1. Os livros do Brasil são míticos para mim. Estão intimamente ligados à minha juventude, saída dos livros infanto-juvenis. Estão cristalizados na minha memória, na livraria da cave de umas galerias que existiam na Nazaré, onde passava a quinzena de agosto. Simbolizam o primeiro contacto com a literatura de adulto e contribuiram definitivamente para a minha formação literária e cultural. 

2. Nunca tinha ouvido falar de Annie Ernaux, até à distinção com o Nobel, e não me envergonho disso, porque também não sou leitora de primeira viagem e sou cética quanto a prémios e publicidade eufórica. O que me deixa uma enorme preocupação, depois de ler este livro: quantos mais escritores brilhantes e livros fundamentais ainda não entraram nomeu destino. Annie Ernaux passou a ser uma autora a conhecer. No momento em que escrevo, repousa ao meu lado, à espera de ser lido, o segundo livro que adquiri: O Acontecimento. A verdade é que fui lendo em diagonal alguns comentários muito apreciativos sobre este Os anos e deve ter constado de algumas das listas que gosto sempre de consultar.

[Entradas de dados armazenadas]
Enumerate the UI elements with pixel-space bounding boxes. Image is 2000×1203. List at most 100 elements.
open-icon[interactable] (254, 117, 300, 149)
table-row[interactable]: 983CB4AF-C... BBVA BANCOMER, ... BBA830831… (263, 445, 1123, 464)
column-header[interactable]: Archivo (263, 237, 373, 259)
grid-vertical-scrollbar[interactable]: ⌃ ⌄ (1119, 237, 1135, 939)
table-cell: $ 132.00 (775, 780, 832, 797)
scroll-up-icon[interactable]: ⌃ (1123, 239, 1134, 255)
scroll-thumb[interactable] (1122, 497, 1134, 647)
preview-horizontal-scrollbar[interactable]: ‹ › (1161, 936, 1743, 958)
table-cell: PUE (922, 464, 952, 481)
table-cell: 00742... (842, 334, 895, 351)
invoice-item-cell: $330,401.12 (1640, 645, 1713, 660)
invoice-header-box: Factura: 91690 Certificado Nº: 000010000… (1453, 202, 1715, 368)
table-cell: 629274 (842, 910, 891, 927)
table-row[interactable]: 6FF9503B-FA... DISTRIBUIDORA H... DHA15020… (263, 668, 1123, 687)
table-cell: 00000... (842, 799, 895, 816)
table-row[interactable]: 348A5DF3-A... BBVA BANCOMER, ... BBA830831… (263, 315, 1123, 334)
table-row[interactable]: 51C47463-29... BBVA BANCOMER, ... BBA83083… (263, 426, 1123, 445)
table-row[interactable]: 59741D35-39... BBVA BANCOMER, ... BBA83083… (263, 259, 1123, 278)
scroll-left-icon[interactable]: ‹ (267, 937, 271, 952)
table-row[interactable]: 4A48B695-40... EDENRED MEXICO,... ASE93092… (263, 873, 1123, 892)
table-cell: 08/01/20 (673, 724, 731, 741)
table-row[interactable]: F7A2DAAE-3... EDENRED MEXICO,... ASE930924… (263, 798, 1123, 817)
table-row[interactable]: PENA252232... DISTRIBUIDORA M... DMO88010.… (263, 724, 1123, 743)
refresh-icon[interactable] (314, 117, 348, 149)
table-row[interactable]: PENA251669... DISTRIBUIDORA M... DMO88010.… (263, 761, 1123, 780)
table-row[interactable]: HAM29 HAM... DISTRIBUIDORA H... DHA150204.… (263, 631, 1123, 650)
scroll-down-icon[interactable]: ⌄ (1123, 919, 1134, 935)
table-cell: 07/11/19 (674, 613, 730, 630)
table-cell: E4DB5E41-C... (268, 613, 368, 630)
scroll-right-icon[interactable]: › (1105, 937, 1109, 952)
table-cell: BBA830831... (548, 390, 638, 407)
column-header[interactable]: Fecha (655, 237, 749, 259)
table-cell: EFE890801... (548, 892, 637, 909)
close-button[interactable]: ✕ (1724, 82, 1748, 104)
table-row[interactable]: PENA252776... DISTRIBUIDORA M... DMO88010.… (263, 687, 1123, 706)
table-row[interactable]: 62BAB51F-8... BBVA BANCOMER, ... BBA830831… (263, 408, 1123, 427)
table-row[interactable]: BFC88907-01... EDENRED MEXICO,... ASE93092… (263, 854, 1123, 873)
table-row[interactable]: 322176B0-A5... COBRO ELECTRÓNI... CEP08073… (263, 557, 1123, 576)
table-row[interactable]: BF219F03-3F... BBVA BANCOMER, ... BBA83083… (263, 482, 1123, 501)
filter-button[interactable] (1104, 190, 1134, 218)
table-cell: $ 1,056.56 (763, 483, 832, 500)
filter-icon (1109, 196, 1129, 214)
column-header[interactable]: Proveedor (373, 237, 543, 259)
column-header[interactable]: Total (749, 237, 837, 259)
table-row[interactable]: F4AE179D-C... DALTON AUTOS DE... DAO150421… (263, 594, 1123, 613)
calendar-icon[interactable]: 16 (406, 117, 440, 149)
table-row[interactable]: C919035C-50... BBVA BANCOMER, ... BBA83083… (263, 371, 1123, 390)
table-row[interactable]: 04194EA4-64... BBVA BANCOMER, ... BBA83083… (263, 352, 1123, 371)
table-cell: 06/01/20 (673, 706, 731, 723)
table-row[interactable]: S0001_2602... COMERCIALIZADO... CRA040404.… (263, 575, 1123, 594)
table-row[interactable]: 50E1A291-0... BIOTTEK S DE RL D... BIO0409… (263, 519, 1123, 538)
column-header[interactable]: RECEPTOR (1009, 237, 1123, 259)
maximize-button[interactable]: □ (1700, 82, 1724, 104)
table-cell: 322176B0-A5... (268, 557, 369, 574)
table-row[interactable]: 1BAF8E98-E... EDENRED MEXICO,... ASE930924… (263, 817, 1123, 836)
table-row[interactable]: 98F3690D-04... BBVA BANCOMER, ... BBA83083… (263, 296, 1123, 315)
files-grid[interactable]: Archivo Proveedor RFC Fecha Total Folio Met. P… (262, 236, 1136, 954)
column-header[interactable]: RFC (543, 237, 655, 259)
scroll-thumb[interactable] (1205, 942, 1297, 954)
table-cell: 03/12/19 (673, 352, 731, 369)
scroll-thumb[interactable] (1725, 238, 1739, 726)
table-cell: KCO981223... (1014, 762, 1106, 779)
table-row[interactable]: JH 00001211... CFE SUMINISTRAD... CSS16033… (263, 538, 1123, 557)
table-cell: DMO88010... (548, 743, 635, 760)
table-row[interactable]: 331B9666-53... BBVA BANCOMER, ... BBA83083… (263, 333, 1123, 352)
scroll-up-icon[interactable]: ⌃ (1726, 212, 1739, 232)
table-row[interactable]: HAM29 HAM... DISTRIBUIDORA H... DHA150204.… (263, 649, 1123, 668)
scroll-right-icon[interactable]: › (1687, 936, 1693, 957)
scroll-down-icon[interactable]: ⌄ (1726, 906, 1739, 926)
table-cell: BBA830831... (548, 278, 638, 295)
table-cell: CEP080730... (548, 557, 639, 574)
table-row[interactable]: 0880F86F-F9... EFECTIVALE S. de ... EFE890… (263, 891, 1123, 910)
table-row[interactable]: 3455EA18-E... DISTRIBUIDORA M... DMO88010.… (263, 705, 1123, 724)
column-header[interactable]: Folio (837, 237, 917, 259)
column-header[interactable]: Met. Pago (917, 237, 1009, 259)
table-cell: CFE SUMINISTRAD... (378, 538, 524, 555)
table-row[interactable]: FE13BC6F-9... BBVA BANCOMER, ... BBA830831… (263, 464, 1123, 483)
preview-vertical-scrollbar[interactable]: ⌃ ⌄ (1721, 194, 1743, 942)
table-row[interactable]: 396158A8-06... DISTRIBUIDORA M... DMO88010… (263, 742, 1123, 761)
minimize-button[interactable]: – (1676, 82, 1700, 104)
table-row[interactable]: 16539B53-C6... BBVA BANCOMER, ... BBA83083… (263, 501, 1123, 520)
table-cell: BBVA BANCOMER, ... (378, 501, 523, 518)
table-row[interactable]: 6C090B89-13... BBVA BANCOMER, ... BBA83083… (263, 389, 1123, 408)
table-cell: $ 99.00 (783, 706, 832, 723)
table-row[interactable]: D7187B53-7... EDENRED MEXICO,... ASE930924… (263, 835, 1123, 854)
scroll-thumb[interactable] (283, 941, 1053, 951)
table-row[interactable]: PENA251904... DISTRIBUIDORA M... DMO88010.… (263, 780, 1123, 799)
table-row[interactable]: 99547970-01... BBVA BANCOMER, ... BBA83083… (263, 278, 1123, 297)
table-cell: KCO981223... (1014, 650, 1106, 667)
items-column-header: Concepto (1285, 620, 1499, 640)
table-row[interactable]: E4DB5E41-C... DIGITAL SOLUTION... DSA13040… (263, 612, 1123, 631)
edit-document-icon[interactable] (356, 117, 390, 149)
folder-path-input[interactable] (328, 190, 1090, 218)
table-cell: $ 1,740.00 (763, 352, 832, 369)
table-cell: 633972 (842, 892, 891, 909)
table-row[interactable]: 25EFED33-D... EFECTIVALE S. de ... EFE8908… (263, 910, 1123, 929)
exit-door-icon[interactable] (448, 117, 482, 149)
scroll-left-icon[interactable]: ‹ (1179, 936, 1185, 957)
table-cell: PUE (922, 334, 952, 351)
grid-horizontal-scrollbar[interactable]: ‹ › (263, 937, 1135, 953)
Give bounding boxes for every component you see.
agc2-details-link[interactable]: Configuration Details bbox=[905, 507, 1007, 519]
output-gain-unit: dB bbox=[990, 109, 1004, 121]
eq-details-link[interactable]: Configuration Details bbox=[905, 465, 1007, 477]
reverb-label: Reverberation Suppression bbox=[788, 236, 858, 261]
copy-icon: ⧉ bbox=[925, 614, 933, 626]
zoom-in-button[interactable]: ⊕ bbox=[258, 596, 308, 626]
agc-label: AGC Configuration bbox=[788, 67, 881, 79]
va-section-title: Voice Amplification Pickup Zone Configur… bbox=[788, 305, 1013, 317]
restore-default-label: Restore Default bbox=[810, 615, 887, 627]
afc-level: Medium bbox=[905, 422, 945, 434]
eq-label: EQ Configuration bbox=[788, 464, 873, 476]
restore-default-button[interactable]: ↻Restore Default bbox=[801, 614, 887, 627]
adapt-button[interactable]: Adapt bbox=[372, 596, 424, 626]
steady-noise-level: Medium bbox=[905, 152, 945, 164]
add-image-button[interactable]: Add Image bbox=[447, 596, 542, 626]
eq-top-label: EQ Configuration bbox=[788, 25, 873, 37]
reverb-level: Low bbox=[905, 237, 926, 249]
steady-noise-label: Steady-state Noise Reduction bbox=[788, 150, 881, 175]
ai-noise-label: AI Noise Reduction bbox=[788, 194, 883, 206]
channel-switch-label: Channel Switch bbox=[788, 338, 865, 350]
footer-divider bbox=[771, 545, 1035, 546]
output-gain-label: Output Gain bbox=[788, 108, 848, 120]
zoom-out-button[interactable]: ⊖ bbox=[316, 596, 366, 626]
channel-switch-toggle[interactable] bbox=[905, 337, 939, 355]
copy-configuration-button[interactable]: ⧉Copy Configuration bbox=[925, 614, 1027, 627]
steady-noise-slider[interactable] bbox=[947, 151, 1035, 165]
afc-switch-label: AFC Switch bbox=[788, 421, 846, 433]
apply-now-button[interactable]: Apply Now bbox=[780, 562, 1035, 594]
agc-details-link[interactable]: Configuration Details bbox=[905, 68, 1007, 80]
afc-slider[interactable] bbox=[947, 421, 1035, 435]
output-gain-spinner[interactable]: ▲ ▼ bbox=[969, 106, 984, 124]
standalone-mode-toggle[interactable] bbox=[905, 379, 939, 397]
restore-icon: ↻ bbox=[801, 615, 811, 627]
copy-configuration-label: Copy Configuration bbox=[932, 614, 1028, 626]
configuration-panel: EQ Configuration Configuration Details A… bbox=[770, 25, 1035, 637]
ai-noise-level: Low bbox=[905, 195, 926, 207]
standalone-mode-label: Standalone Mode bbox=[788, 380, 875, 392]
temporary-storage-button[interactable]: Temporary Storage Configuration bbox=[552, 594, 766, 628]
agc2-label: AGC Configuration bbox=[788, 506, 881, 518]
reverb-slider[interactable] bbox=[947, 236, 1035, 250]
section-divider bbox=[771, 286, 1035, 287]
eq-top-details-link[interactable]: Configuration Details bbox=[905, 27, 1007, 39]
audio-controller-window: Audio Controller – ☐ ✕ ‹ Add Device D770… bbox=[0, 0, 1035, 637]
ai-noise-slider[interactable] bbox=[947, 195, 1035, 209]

* **Tarefa proposta**
Indique se cada afirmação concorda com o texto sobre livros e leitura, respondendo sim ou não e citando as palavras do texto que o comprovam. 1. Quem escreve já conhecia Annie Ernaux antes de esta receber o Nobel. 2. Os livros do Brasil estão associados à juventude de quem escreve. 3. O segundo livro adquirido, O Acontecimento, já foi lido.

* **Resposta abaixo**
1. Não: «Nunca tinha ouvido falar de Annie Ernaux, até à distinção com o Nobel»
2. Sim: «Estão intimamente ligados à minha juventude»
3. Não: «repousa ao meu lado, à espera de ser lido, o segundo livro que adquiri: O Acontecimento»